Task statement -> Each line that includes "Magnitude" counts once; give the total and nothing besides.

Dataset records ->
§ §

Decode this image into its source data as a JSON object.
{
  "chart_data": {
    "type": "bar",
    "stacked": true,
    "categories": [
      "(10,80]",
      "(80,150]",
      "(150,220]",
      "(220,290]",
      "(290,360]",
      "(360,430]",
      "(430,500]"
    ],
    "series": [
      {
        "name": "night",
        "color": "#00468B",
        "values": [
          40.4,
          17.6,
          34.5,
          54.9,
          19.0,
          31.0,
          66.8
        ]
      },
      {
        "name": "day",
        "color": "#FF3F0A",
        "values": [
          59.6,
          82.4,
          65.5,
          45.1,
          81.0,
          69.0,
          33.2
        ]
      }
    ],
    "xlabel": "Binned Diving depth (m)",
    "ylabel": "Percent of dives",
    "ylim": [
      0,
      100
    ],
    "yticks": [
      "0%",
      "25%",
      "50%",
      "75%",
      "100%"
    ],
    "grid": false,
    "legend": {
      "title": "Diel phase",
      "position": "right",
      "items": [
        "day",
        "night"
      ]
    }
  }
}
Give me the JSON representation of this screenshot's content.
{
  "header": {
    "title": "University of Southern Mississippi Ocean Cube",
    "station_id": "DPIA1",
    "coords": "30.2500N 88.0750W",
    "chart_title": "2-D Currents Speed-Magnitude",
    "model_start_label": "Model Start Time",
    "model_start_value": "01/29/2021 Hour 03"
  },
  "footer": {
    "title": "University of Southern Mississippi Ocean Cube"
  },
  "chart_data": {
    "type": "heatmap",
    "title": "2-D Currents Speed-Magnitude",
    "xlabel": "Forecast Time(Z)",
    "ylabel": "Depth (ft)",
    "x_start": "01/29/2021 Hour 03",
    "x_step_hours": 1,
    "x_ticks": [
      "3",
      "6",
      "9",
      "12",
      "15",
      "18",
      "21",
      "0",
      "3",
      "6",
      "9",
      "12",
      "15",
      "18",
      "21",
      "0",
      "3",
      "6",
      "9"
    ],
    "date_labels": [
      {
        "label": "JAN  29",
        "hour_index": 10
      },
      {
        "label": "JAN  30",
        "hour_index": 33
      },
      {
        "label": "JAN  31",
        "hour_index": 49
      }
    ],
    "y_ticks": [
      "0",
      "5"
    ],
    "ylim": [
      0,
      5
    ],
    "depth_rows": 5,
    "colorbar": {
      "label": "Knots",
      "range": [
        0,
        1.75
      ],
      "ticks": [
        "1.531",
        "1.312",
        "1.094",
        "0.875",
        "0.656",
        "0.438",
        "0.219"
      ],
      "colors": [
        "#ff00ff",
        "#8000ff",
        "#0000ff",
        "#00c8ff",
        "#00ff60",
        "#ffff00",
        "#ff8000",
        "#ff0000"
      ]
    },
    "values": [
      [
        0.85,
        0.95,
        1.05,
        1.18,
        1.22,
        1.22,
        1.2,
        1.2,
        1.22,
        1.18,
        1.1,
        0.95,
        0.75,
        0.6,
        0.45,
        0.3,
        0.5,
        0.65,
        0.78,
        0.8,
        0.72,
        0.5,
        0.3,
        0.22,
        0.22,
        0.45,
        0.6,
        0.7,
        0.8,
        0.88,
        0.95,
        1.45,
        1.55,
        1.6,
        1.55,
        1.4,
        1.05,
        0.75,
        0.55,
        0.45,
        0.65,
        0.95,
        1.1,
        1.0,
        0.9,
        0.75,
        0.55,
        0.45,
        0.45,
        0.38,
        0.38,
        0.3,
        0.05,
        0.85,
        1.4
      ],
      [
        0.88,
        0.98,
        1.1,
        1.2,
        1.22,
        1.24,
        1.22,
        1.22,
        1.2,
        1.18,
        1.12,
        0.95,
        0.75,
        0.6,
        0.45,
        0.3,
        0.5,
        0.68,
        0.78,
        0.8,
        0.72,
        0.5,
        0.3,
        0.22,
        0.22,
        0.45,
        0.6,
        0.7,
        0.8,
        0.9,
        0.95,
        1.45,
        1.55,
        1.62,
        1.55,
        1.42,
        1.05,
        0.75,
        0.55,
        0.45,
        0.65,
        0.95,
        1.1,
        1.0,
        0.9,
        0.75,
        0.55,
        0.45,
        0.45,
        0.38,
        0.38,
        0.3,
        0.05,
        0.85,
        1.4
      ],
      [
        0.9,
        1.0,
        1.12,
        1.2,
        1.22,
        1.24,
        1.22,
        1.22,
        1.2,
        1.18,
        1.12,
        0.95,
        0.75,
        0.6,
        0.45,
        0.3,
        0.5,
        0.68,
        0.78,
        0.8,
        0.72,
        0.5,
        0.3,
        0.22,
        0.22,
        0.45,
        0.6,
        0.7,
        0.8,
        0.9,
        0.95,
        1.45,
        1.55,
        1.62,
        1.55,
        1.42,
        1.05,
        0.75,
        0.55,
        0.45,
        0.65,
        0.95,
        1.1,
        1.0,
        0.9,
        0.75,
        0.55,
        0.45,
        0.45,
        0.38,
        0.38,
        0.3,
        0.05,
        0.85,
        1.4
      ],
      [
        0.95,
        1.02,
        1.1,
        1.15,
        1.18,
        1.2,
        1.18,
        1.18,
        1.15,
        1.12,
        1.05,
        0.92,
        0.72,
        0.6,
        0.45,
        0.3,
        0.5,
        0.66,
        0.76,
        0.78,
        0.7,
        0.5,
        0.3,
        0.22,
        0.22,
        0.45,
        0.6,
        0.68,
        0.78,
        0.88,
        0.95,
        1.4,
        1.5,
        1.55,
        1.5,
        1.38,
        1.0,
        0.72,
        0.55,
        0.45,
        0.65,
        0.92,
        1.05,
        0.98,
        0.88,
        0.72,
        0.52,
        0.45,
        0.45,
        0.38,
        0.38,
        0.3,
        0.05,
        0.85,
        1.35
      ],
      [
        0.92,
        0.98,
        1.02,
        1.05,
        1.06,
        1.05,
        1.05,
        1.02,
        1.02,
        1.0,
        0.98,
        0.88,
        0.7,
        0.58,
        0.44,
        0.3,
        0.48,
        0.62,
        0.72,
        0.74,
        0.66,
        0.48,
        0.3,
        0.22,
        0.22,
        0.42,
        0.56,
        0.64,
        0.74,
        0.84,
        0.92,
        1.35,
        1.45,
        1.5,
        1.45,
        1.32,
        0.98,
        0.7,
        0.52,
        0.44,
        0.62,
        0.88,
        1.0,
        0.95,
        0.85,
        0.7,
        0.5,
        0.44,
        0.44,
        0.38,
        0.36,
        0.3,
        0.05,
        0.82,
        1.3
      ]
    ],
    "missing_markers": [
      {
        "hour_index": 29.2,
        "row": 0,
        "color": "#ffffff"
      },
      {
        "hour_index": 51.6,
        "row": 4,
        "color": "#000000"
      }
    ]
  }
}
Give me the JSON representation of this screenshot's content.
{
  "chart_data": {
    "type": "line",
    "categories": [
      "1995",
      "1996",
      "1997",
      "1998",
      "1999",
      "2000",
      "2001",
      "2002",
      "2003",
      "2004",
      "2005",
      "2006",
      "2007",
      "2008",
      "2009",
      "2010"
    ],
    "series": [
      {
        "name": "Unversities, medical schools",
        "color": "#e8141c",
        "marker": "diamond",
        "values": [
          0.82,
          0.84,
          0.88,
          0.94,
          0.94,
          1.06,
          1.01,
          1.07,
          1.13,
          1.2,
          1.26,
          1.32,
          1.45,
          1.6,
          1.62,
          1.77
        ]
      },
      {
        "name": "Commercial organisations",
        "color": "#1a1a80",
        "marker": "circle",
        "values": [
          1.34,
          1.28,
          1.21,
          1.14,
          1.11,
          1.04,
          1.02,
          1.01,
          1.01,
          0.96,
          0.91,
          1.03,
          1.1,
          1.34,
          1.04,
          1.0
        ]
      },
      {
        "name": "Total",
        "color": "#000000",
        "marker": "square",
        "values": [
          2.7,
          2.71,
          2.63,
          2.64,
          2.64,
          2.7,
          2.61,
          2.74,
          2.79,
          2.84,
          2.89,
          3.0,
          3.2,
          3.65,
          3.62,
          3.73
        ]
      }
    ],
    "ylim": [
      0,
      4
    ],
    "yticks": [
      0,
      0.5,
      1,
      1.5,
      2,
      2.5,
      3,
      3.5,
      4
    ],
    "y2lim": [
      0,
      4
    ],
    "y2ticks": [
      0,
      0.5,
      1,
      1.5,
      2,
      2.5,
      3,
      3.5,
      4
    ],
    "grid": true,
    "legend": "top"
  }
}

§ §

Written response -> 2